** BEGIN **
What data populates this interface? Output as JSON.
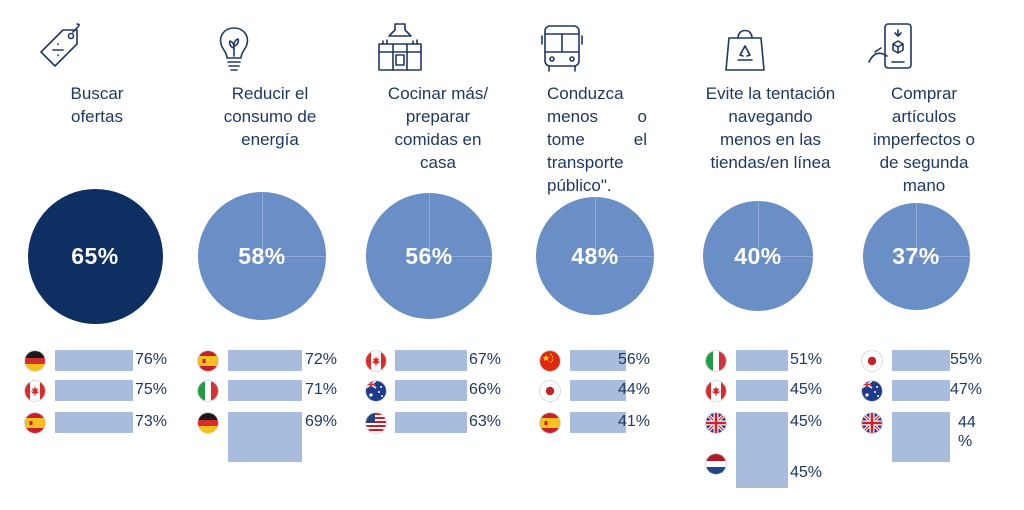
{
  "colors": {
    "dark_circle": "#0d2f62",
    "light_circle": "#6a8fc7",
    "bar": "#a8bddd",
    "text": "#1f3864"
  },
  "chart_data": {
    "type": "bar",
    "title": "",
    "categories": [
      "Buscar ofertas",
      "Reducir el consumo de energía",
      "Cocinar más/ preparar comidas en casa",
      "Conduzca menos o tome el transporte público\".",
      "Evite la tentación navegando menos en las tiendas/en línea",
      "Comprar artículos imperfectos o de segunda mano"
    ],
    "values": [
      65,
      58,
      56,
      48,
      40,
      37
    ],
    "value_labels": [
      "65%",
      "58%",
      "56%",
      "48%",
      "40%",
      "37%"
    ],
    "unit": "%",
    "columns": [
      {
        "icon": "price-tag-icon",
        "label": "Buscar\nofertas",
        "overall": "65%",
        "value": 65,
        "countries": [
          {
            "flag": "germany-flag-icon",
            "value": 76,
            "label": "76%"
          },
          {
            "flag": "canada-flag-icon",
            "value": 75,
            "label": "75%"
          },
          {
            "flag": "spain-flag-icon",
            "value": 73,
            "label": "73%"
          }
        ]
      },
      {
        "icon": "lightbulb-icon",
        "label": "Reducir el\nconsumo de\nenergía",
        "overall": "58%",
        "value": 58,
        "countries": [
          {
            "flag": "spain-flag-icon",
            "value": 72,
            "label": "72%"
          },
          {
            "flag": "italy-flag-icon",
            "value": 71,
            "label": "71%"
          },
          {
            "flag": "germany-flag-icon",
            "value": 69,
            "label": "69%"
          }
        ]
      },
      {
        "icon": "kitchen-icon",
        "label": "Cocinar más/\npreparar\ncomidas en\ncasa",
        "overall": "56%",
        "value": 56,
        "countries": [
          {
            "flag": "canada-flag-icon",
            "value": 67,
            "label": "67%"
          },
          {
            "flag": "australia-flag-icon",
            "value": 66,
            "label": "66%"
          },
          {
            "flag": "usa-flag-icon",
            "value": 63,
            "label": "63%"
          }
        ]
      },
      {
        "icon": "bus-icon",
        "label": "Conduzca menos o tome el transporte público\".",
        "overall": "48%",
        "value": 48,
        "countries": [
          {
            "flag": "china-flag-icon",
            "value": 56,
            "label": "56%"
          },
          {
            "flag": "japan-flag-icon",
            "value": 44,
            "label": "44%"
          },
          {
            "flag": "spain-flag-icon",
            "value": 41,
            "label": "41%"
          }
        ]
      },
      {
        "icon": "shopping-bag-icon",
        "label": "Evite la tentación\nnavegando\nmenos en las\ntiendas/en línea",
        "overall": "40%",
        "value": 40,
        "countries": [
          {
            "flag": "italy-flag-icon",
            "value": 51,
            "label": "51%"
          },
          {
            "flag": "canada-flag-icon",
            "value": 45,
            "label": "45%"
          },
          {
            "flag": "uk-flag-icon",
            "value": 45,
            "label": "45%"
          },
          {
            "flag": "netherlands-flag-icon",
            "value": 45,
            "label": "45%"
          }
        ]
      },
      {
        "icon": "phone-recycle-icon",
        "label": "Comprar\nartículos\nimperfectos o\nde segunda\nmano",
        "overall": "37%",
        "value": 37,
        "countries": [
          {
            "flag": "japan-flag-icon",
            "value": 55,
            "label": "55%"
          },
          {
            "flag": "australia-flag-icon",
            "value": 47,
            "label": "47%"
          },
          {
            "flag": "uk-flag-icon",
            "value": 44,
            "label": "44\n%"
          }
        ]
      }
    ]
  }
}
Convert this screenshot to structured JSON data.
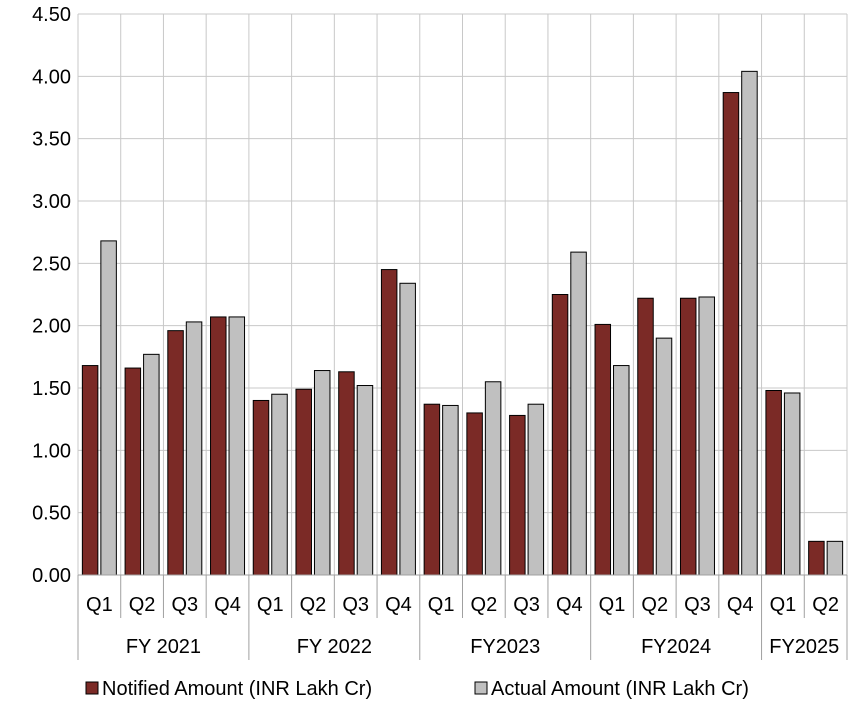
{
  "chart_data": {
    "type": "bar",
    "groups": [
      {
        "label": "FY 2021",
        "quarters": [
          "Q1",
          "Q2",
          "Q3",
          "Q4"
        ]
      },
      {
        "label": "FY 2022",
        "quarters": [
          "Q1",
          "Q2",
          "Q3",
          "Q4"
        ]
      },
      {
        "label": "FY2023",
        "quarters": [
          "Q1",
          "Q2",
          "Q3",
          "Q4"
        ]
      },
      {
        "label": "FY2024",
        "quarters": [
          "Q1",
          "Q2",
          "Q3",
          "Q4"
        ]
      },
      {
        "label": "FY2025",
        "quarters": [
          "Q1",
          "Q2"
        ]
      }
    ],
    "series": [
      {
        "name": "Notified Amount (INR Lakh Cr)",
        "color": "#7b2a26",
        "values": [
          1.68,
          1.66,
          1.96,
          2.07,
          1.4,
          1.49,
          1.63,
          2.45,
          1.37,
          1.3,
          1.28,
          2.25,
          2.01,
          2.22,
          2.22,
          3.87,
          1.48,
          0.27
        ]
      },
      {
        "name": "Actual Amount (INR Lakh Cr)",
        "color": "#c0c0c0",
        "values": [
          2.68,
          1.77,
          2.03,
          2.07,
          1.45,
          1.64,
          1.52,
          2.34,
          1.36,
          1.55,
          1.37,
          2.59,
          1.68,
          1.9,
          2.23,
          4.04,
          1.46,
          0.27
        ]
      }
    ],
    "yticks": [
      "0.00",
      "0.50",
      "1.00",
      "1.50",
      "2.00",
      "2.50",
      "3.00",
      "3.50",
      "4.00",
      "4.50"
    ],
    "ylim": [
      0,
      4.5
    ],
    "grid": true,
    "legend_position": "bottom",
    "title": "",
    "xlabel": "",
    "ylabel": ""
  }
}
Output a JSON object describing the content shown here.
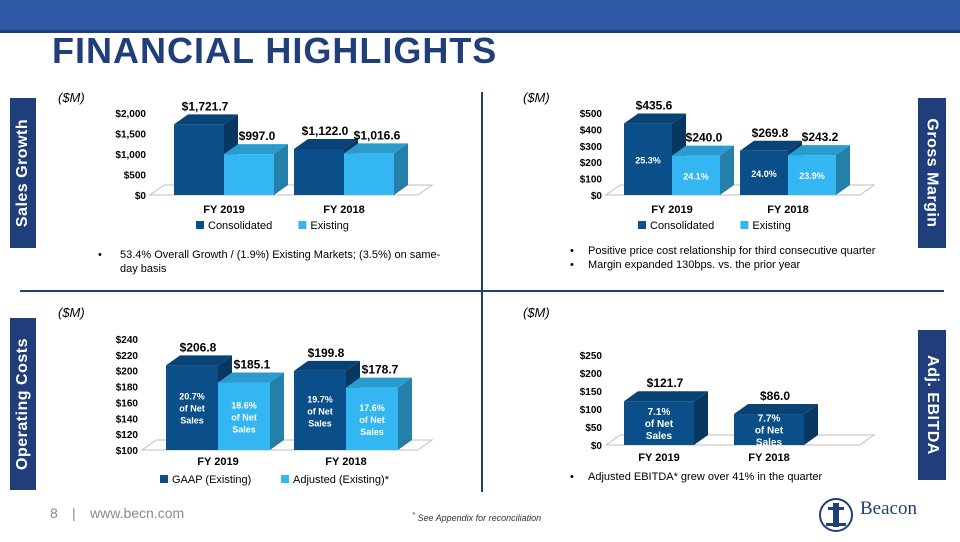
** END **
- Directive
In your copy of the records, include no pictures; repeat everything else exactly.

- Response to the exercise
What data populates this interface? Output as JSON.
{
  "colors": {
    "dark_circle": "#0d2f62",
    "light_circle": "#6a8fc7",
    "bar": "#a8bddd",
    "text": "#1f3864"
  },
  "chart_data": {
    "type": "bar",
    "title": "",
    "categories": [
      "Buscar ofertas",
      "Reducir el consumo de energía",
      "Cocinar más/ preparar comidas en casa",
      "Conduzca menos o tome el transporte público\".",
      "Evite la tentación navegando menos en las tiendas/en línea",
      "Comprar artículos imperfectos o de segunda mano"
    ],
    "values": [
      65,
      58,
      56,
      48,
      40,
      37
    ],
    "value_labels": [
      "65%",
      "58%",
      "56%",
      "48%",
      "40%",
      "37%"
    ],
    "unit": "%",
    "columns": [
      {
        "icon": "price-tag-icon",
        "label": "Buscar\nofertas",
        "overall": "65%",
        "value": 65,
        "countries": [
          {
            "flag": "germany-flag-icon",
            "value": 76,
            "label": "76%"
          },
          {
            "flag": "canada-flag-icon",
            "value": 75,
            "label": "75%"
          },
          {
            "flag": "spain-flag-icon",
            "value": 73,
            "label": "73%"
          }
        ]
      },
      {
        "icon": "lightbulb-icon",
        "label": "Reducir el\nconsumo de\nenergía",
        "overall": "58%",
        "value": 58,
        "countries": [
          {
            "flag": "spain-flag-icon",
            "value": 72,
            "label": "72%"
          },
          {
            "flag": "italy-flag-icon",
            "value": 71,
            "label": "71%"
          },
          {
            "flag": "germany-flag-icon",
            "value": 69,
            "label": "69%"
          }
        ]
      },
      {
        "icon": "kitchen-icon",
        "label": "Cocinar más/\npreparar\ncomidas en\ncasa",
        "overall": "56%",
        "value": 56,
        "countries": [
          {
            "flag": "canada-flag-icon",
            "value": 67,
            "label": "67%"
          },
          {
            "flag": "australia-flag-icon",
            "value": 66,
            "label": "66%"
          },
          {
            "flag": "usa-flag-icon",
            "value": 63,
            "label": "63%"
          }
        ]
      },
      {
        "icon": "bus-icon",
        "label": "Conduzca menos o tome el transporte público\".",
        "overall": "48%",
        "value": 48,
        "countries": [
          {
            "flag": "china-flag-icon",
            "value": 56,
            "label": "56%"
          },
          {
            "flag": "japan-flag-icon",
            "value": 44,
            "label": "44%"
          },
          {
            "flag": "spain-flag-icon",
            "value": 41,
            "label": "41%"
          }
        ]
      },
      {
        "icon": "shopping-bag-icon",
        "label": "Evite la tentación\nnavegando\nmenos en las\ntiendas/en línea",
        "overall": "40%",
        "value": 40,
        "countries": [
          {
            "flag": "italy-flag-icon",
            "value": 51,
            "label": "51%"
          },
          {
            "flag": "canada-flag-icon",
            "value": 45,
            "label": "45%"
          },
          {
            "flag": "uk-flag-icon",
            "value": 45,
            "label": "45%"
          },
          {
            "flag": "netherlands-flag-icon",
            "value": 45,
            "label": "45%"
          }
        ]
      },
      {
        "icon": "phone-recycle-icon",
        "label": "Comprar\nartículos\nimperfectos o\nde segunda\nmano",
        "overall": "37%",
        "value": 37,
        "countries": [
          {
            "flag": "japan-flag-icon",
            "value": 55,
            "label": "55%"
          },
          {
            "flag": "australia-flag-icon",
            "value": 47,
            "label": "47%"
          },
          {
            "flag": "uk-flag-icon",
            "value": 44,
            "label": "44\n%"
          }
        ]
      }
    ]
  }
}
Convert this screenshot to structured JSON data.
{
  "chart_data": {
    "type": "bar",
    "groups": [
      {
        "label": "FY 2021",
        "quarters": [
          "Q1",
          "Q2",
          "Q3",
          "Q4"
        ]
      },
      {
        "label": "FY 2022",
        "quarters": [
          "Q1",
          "Q2",
          "Q3",
          "Q4"
        ]
      },
      {
        "label": "FY2023",
        "quarters": [
          "Q1",
          "Q2",
          "Q3",
          "Q4"
        ]
      },
      {
        "label": "FY2024",
        "quarters": [
          "Q1",
          "Q2",
          "Q3",
          "Q4"
        ]
      },
      {
        "label": "FY2025",
        "quarters": [
          "Q1",
          "Q2"
        ]
      }
    ],
    "series": [
      {
        "name": "Notified Amount (INR Lakh Cr)",
        "color": "#7b2a26",
        "values": [
          1.68,
          1.66,
          1.96,
          2.07,
          1.4,
          1.49,
          1.63,
          2.45,
          1.37,
          1.3,
          1.28,
          2.25,
          2.01,
          2.22,
          2.22,
          3.87,
          1.48,
          0.27
        ]
      },
      {
        "name": "Actual Amount (INR Lakh Cr)",
        "color": "#c0c0c0",
        "values": [
          2.68,
          1.77,
          2.03,
          2.07,
          1.45,
          1.64,
          1.52,
          2.34,
          1.36,
          1.55,
          1.37,
          2.59,
          1.68,
          1.9,
          2.23,
          4.04,
          1.46,
          0.27
        ]
      }
    ],
    "yticks": [
      "0.00",
      "0.50",
      "1.00",
      "1.50",
      "2.00",
      "2.50",
      "3.00",
      "3.50",
      "4.00",
      "4.50"
    ],
    "ylim": [
      0,
      4.5
    ],
    "grid": true,
    "legend_position": "bottom",
    "title": "",
    "xlabel": "",
    "ylabel": ""
  }
}
Output a JSON object describing the content shown here.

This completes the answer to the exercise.